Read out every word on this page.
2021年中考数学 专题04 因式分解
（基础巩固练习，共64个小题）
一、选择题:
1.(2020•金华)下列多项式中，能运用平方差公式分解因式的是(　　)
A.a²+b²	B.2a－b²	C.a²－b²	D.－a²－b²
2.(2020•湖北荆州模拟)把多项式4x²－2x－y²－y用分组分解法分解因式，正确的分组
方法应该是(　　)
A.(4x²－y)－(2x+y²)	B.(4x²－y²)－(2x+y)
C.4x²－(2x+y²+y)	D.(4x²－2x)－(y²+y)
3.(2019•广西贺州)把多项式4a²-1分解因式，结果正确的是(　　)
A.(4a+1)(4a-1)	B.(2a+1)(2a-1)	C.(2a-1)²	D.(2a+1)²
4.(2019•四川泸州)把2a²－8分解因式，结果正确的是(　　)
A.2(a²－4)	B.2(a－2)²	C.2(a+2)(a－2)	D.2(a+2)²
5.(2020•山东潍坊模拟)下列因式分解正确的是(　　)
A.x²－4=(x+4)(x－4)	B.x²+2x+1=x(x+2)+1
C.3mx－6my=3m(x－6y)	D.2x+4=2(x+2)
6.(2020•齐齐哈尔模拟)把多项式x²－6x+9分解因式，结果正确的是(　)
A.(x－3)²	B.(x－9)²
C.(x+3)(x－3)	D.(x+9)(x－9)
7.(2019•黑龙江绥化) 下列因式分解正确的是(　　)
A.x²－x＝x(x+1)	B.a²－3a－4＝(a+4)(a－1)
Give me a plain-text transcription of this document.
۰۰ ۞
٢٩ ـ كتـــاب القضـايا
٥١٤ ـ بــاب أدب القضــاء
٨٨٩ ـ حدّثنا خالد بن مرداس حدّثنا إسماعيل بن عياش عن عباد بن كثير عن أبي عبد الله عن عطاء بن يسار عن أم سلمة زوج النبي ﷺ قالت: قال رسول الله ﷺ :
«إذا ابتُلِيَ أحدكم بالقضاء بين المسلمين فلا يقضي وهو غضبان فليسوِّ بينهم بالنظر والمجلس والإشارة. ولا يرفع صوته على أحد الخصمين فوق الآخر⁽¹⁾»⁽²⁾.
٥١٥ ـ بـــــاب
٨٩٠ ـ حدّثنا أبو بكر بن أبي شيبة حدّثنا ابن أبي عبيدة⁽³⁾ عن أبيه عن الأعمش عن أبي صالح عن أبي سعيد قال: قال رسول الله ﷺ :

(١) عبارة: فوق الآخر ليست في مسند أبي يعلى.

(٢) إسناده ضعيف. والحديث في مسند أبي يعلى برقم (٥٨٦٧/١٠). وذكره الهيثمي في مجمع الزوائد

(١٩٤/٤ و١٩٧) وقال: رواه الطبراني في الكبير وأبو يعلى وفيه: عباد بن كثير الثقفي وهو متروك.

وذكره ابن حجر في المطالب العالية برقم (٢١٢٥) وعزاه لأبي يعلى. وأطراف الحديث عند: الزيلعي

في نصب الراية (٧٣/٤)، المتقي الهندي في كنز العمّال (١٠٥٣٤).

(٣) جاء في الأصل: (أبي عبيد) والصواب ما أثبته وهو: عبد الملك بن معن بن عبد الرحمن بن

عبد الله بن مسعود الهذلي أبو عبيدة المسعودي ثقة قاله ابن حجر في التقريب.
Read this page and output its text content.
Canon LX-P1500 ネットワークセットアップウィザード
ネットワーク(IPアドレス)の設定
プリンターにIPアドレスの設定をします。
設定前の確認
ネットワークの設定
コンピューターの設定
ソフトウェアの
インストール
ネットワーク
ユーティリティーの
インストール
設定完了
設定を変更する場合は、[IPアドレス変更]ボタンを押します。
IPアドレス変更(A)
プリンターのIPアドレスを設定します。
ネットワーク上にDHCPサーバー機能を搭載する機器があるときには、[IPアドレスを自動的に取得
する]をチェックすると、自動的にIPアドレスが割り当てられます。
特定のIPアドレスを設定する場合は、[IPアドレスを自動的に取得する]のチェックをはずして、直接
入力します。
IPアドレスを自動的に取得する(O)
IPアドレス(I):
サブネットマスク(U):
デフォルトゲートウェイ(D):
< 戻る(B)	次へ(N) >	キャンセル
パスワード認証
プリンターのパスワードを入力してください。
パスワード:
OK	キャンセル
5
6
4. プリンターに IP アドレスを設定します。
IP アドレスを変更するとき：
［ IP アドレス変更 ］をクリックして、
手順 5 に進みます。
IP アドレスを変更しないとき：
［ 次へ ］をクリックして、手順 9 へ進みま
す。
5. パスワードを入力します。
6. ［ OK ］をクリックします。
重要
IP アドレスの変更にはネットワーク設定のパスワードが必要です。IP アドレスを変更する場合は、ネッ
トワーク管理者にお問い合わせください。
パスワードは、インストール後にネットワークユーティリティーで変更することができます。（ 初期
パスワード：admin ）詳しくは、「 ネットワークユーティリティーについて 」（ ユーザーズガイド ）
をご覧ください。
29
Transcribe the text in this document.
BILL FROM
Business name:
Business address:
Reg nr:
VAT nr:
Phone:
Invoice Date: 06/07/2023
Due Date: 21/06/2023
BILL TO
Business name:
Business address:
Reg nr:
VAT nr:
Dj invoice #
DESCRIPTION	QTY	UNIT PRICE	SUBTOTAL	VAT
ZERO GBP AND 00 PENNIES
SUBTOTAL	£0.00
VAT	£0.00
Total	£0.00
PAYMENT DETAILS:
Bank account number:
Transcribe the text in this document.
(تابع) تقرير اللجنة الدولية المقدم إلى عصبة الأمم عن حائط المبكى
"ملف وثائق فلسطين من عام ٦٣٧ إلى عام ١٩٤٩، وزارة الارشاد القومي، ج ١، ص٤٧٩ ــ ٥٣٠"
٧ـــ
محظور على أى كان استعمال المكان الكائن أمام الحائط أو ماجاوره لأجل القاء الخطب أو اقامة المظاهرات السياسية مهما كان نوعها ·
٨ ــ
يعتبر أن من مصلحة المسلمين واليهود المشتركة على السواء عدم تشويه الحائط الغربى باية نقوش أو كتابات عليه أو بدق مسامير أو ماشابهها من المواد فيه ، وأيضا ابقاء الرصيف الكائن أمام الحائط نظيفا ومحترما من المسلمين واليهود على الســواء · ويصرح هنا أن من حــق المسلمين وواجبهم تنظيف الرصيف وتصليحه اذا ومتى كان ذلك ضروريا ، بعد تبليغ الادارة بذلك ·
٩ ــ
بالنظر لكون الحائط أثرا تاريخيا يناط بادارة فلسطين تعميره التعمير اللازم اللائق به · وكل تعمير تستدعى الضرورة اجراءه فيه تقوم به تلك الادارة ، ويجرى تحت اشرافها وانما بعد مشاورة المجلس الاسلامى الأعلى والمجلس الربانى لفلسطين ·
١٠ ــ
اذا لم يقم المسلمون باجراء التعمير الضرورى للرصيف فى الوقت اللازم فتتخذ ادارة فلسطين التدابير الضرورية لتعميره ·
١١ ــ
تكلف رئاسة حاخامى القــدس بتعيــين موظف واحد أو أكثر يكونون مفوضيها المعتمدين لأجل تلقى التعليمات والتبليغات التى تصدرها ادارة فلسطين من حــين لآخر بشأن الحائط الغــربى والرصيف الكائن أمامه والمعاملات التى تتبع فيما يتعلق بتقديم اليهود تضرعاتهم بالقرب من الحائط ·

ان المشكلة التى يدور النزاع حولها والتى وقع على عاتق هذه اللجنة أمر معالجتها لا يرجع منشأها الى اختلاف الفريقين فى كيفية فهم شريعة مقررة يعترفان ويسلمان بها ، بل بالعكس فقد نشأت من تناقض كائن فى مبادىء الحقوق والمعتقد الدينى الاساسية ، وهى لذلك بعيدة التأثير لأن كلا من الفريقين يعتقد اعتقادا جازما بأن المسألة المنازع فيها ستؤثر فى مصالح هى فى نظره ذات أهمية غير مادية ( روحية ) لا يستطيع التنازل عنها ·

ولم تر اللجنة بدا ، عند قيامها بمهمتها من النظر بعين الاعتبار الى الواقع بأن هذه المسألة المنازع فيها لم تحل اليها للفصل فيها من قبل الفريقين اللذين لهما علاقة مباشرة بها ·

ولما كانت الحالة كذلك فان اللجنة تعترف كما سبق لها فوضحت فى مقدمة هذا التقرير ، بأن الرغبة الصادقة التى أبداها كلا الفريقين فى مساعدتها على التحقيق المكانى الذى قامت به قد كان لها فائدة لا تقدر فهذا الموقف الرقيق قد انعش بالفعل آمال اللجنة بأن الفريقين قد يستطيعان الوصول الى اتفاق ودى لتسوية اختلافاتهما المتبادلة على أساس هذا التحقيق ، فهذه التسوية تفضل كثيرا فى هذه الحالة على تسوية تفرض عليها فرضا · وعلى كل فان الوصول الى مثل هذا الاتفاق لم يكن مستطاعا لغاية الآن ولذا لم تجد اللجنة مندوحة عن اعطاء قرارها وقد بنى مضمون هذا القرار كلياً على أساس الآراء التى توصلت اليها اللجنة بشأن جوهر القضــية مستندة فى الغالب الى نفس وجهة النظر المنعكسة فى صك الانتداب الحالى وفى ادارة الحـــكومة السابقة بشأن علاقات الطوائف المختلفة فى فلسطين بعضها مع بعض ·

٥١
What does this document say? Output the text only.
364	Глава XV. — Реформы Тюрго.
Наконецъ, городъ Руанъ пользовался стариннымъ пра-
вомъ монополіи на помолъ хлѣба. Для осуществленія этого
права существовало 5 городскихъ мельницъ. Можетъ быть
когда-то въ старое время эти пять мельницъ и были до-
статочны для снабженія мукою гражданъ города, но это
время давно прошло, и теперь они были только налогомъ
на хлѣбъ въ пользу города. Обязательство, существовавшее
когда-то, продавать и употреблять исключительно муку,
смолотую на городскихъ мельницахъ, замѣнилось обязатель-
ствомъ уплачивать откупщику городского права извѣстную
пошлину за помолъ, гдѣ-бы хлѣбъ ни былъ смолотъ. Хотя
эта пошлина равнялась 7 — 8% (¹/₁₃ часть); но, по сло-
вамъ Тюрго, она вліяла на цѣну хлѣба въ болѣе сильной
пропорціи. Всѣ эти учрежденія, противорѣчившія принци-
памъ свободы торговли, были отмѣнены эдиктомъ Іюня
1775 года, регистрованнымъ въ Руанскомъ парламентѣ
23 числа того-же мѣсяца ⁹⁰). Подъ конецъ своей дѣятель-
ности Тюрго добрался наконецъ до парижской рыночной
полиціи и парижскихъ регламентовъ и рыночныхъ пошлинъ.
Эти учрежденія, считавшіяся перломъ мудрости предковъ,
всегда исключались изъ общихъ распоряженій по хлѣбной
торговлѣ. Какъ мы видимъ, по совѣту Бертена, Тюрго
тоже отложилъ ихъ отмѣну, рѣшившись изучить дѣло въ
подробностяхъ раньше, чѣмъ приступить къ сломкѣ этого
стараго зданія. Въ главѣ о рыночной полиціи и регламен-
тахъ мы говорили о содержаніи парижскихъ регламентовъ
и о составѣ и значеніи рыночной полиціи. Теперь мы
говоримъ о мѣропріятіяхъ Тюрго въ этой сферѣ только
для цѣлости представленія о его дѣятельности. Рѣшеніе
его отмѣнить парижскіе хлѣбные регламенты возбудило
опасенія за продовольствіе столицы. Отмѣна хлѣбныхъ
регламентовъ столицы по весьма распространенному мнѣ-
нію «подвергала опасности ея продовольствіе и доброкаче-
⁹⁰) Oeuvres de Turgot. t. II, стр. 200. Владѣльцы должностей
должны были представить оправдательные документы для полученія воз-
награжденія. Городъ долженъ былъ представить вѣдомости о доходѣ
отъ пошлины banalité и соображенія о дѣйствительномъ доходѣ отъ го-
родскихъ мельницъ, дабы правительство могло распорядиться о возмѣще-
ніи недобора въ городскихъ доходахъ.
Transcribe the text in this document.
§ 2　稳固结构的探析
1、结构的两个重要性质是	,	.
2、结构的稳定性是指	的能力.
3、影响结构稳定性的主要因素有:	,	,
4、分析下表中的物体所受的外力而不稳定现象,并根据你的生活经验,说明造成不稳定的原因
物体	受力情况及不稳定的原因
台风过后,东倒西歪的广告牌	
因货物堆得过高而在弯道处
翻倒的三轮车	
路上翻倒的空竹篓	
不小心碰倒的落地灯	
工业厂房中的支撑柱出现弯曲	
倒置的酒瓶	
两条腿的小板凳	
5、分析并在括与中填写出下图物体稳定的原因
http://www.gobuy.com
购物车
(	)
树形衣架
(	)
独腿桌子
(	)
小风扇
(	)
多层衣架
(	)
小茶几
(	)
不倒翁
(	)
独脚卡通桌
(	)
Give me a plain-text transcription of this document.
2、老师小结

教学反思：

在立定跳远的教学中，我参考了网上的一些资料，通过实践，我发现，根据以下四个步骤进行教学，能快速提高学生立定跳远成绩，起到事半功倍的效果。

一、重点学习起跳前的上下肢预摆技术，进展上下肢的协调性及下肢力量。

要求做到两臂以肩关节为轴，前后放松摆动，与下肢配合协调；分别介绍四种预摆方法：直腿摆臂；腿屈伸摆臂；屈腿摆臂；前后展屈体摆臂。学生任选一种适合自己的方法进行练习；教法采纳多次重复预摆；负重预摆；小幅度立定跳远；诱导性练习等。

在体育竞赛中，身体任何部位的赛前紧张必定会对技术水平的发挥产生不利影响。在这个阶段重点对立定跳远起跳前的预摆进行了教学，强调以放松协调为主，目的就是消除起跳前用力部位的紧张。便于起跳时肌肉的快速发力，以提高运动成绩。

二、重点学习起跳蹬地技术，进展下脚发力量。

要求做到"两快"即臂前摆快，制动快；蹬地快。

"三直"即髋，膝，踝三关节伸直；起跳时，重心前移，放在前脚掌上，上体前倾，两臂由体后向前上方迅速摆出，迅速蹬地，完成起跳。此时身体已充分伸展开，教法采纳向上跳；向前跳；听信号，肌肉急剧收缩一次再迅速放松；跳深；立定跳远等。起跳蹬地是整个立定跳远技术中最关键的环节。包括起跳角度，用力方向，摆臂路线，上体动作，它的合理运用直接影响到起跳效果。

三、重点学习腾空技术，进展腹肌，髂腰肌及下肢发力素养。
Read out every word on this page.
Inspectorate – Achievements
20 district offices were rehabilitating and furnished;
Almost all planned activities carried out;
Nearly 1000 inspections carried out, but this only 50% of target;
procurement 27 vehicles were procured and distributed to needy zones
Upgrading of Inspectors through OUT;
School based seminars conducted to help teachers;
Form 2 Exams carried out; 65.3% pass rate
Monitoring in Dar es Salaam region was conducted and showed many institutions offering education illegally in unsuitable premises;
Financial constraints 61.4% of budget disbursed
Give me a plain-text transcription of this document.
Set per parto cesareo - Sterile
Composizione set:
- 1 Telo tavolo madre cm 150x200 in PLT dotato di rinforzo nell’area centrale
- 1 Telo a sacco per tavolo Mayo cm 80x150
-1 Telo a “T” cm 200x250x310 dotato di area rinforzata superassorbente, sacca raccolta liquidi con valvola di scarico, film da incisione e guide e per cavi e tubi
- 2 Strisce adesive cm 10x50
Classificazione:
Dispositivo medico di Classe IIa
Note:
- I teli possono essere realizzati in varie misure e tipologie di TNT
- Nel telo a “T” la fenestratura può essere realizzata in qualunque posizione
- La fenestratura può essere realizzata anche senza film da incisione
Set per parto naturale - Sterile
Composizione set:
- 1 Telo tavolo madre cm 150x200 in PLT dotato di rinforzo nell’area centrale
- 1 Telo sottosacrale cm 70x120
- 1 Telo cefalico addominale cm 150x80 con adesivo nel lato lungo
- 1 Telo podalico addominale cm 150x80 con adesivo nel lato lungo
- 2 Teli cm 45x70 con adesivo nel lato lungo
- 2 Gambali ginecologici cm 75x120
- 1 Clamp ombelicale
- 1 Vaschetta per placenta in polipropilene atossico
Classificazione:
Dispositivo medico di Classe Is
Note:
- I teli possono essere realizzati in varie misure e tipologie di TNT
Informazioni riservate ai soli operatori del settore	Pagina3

What you need to do: Locate the word "carried" in the records above, and return each line that has it.

Output of the task:
Almost all planned activities carried out;
Nearly 1000 inspections carried out, but this only 50% of target;
Form 2 Exams carried out; 65.3% pass rate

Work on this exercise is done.